-- Job --
The entries below are to be written out again without alteration.

***** Material provided

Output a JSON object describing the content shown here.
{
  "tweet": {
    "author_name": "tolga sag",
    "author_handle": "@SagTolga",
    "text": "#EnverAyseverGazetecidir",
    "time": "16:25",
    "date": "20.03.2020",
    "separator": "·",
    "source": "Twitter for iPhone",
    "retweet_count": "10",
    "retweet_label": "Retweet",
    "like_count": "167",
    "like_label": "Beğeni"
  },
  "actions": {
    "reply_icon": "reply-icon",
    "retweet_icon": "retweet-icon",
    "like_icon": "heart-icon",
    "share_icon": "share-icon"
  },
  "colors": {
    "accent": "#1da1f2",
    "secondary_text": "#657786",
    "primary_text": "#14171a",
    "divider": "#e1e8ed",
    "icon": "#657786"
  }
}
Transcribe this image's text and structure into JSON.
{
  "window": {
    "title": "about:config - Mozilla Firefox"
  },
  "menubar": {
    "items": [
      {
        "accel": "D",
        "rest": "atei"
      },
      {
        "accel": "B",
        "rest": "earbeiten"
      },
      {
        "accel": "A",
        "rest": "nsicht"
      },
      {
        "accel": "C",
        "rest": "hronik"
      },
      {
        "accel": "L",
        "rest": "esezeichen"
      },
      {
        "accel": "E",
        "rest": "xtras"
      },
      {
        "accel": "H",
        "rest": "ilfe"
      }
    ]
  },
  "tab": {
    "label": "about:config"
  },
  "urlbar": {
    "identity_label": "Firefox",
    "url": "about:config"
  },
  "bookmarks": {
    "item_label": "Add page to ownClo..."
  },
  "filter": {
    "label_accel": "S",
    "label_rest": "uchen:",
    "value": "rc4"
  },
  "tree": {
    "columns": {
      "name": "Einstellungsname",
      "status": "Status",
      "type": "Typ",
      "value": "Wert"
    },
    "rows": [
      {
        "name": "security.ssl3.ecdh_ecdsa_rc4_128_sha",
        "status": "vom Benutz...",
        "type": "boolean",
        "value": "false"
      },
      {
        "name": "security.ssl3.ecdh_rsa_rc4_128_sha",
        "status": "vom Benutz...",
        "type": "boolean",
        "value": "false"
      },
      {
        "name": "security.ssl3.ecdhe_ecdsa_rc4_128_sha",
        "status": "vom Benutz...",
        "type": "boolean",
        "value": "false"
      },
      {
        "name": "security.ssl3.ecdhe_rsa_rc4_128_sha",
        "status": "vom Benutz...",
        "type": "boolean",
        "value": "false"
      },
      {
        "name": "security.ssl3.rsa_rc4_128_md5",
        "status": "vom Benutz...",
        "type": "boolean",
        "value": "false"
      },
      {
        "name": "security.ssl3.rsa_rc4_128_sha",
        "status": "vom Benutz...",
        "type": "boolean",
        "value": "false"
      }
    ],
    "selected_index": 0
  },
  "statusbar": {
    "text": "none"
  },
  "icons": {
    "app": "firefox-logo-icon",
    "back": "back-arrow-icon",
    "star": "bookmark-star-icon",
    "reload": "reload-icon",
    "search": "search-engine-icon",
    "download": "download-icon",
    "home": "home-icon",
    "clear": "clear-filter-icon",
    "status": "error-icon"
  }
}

**********

-- Finished answer --
Output a JSON object describing the content shown here.
{
  "tweet": {
    "author_name": "tolga sag",
    "author_handle": "@SagTolga",
    "text": "#EnverAyseverGazetecidir",
    "time": "16:25",
    "date": "20.03.2020",
    "separator": "·",
    "source": "Twitter for iPhone",
    "retweet_count": "10",
    "retweet_label": "Retweet",
    "like_count": "167",
    "like_label": "Beğeni"
  },
  "actions": {
    "reply_icon": "reply-icon",
    "retweet_icon": "retweet-icon",
    "like_icon": "heart-icon",
    "share_icon": "share-icon"
  },
  "colors": {
    "accent": "#1da1f2",
    "secondary_text": "#657786",
    "primary_text": "#14171a",
    "divider": "#e1e8ed",
    "icon": "#657786"
  }
}
Transcribe this image's text and structure into JSON.
{
  "window": {
    "title": "about:config - Mozilla Firefox"
  },
  "menubar": {
    "items": [
      {
        "accel": "D",
        "rest": "atei"
      },
      {
        "accel": "B",
        "rest": "earbeiten"
      },
      {
        "accel": "A",
        "rest": "nsicht"
      },
      {
        "accel": "C",
        "rest": "hronik"
      },
      {
        "accel": "L",
        "rest": "esezeichen"
      },
      {
        "accel": "E",
        "rest": "xtras"
      },
      {
        "accel": "H",
        "rest": "ilfe"
      }
    ]
  },
  "tab": {
    "label": "about:config"
  },
  "urlbar": {
    "identity_label": "Firefox",
    "url": "about:config"
  },
  "bookmarks": {
    "item_label": "Add page to ownClo..."
  },
  "filter": {
    "label_accel": "S",
    "label_rest": "uchen:",
    "value": "rc4"
  },
  "tree": {
    "columns": {
      "name": "Einstellungsname",
      "status": "Status",
      "type": "Typ",
      "value": "Wert"
    },
    "rows": [
      {
        "name": "security.ssl3.ecdh_ecdsa_rc4_128_sha",
        "status": "vom Benutz...",
        "type": "boolean",
        "value": "false"
      },
      {
        "name": "security.ssl3.ecdh_rsa_rc4_128_sha",
        "status": "vom Benutz...",
        "type": "boolean",
        "value": "false"
      },
      {
        "name": "security.ssl3.ecdhe_ecdsa_rc4_128_sha",
        "status": "vom Benutz...",
        "type": "boolean",
        "value": "false"
      },
      {
        "name": "security.ssl3.ecdhe_rsa_rc4_128_sha",
        "status": "vom Benutz...",
        "type": "boolean",
        "value": "false"
      },
      {
        "name": "security.ssl3.rsa_rc4_128_md5",
        "status": "vom Benutz...",
        "type": "boolean",
        "value": "false"
      },
      {
        "name": "security.ssl3.rsa_rc4_128_sha",
        "status": "vom Benutz...",
        "type": "boolean",
        "value": "false"
      }
    ],
    "selected_index": 0
  },
  "statusbar": {
    "text": "none"
  },
  "icons": {
    "app": "firefox-logo-icon",
    "back": "back-arrow-icon",
    "star": "bookmark-star-icon",
    "reload": "reload-icon",
    "search": "search-engine-icon",
    "download": "download-icon",
    "home": "home-icon",
    "clear": "clear-filter-icon",
    "status": "error-icon"
  }
}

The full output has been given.